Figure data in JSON
-- Begin --

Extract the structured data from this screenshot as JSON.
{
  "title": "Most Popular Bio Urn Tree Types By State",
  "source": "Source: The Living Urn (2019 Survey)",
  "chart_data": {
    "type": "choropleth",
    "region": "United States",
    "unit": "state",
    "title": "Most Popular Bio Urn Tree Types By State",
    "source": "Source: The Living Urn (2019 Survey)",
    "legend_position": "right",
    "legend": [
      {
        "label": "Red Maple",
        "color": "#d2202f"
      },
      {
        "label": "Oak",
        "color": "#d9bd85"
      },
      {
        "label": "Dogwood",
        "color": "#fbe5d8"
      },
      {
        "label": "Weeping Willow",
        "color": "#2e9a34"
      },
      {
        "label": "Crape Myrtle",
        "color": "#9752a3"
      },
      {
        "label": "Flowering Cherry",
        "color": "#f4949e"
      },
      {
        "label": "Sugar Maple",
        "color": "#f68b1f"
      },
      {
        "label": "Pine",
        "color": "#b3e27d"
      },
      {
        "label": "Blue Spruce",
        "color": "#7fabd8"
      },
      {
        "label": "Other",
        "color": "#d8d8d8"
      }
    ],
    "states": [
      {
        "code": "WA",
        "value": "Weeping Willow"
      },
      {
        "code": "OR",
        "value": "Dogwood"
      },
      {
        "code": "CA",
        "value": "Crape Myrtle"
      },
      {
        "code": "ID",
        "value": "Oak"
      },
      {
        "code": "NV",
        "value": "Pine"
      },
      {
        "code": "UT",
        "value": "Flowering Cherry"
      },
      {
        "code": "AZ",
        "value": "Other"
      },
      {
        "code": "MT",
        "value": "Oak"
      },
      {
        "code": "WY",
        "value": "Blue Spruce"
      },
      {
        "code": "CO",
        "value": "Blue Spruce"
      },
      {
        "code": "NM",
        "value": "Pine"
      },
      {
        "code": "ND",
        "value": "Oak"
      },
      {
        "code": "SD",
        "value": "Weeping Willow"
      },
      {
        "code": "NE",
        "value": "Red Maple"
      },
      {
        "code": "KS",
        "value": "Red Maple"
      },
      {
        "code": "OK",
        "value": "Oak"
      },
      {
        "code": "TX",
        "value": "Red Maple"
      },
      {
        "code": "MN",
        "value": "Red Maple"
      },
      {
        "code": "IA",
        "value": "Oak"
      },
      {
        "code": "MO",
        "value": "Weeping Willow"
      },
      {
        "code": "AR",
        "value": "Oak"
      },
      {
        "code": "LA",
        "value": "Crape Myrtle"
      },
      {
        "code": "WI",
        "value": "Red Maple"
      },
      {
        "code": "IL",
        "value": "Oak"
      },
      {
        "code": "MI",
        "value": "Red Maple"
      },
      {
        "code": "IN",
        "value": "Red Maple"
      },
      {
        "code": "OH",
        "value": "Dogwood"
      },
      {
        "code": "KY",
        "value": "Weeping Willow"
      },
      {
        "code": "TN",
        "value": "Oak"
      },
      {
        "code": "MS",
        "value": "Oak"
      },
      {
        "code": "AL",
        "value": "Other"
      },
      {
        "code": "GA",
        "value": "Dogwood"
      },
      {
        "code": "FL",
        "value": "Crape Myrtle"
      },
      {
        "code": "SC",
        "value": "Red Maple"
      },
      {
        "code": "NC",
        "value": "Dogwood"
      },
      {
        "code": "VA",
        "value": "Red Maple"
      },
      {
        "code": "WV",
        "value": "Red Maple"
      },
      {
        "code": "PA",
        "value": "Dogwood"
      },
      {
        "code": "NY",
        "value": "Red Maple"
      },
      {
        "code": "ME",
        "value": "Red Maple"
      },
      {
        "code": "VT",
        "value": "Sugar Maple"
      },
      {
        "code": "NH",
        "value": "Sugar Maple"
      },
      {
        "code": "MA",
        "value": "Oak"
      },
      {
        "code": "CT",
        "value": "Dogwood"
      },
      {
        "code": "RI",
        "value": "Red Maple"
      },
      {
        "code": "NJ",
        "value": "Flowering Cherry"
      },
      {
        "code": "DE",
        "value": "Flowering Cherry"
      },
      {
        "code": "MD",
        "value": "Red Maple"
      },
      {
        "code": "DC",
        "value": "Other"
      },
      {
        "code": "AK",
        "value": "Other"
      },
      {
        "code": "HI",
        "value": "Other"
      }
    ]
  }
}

-- End --

- The problem:
Where a line above contains the word "Most", copy that line.

- Correct result:
  "title": "Most Popular Bio Urn Tree Types By State",
    "title": "Most Popular Bio Urn Tree Types By State",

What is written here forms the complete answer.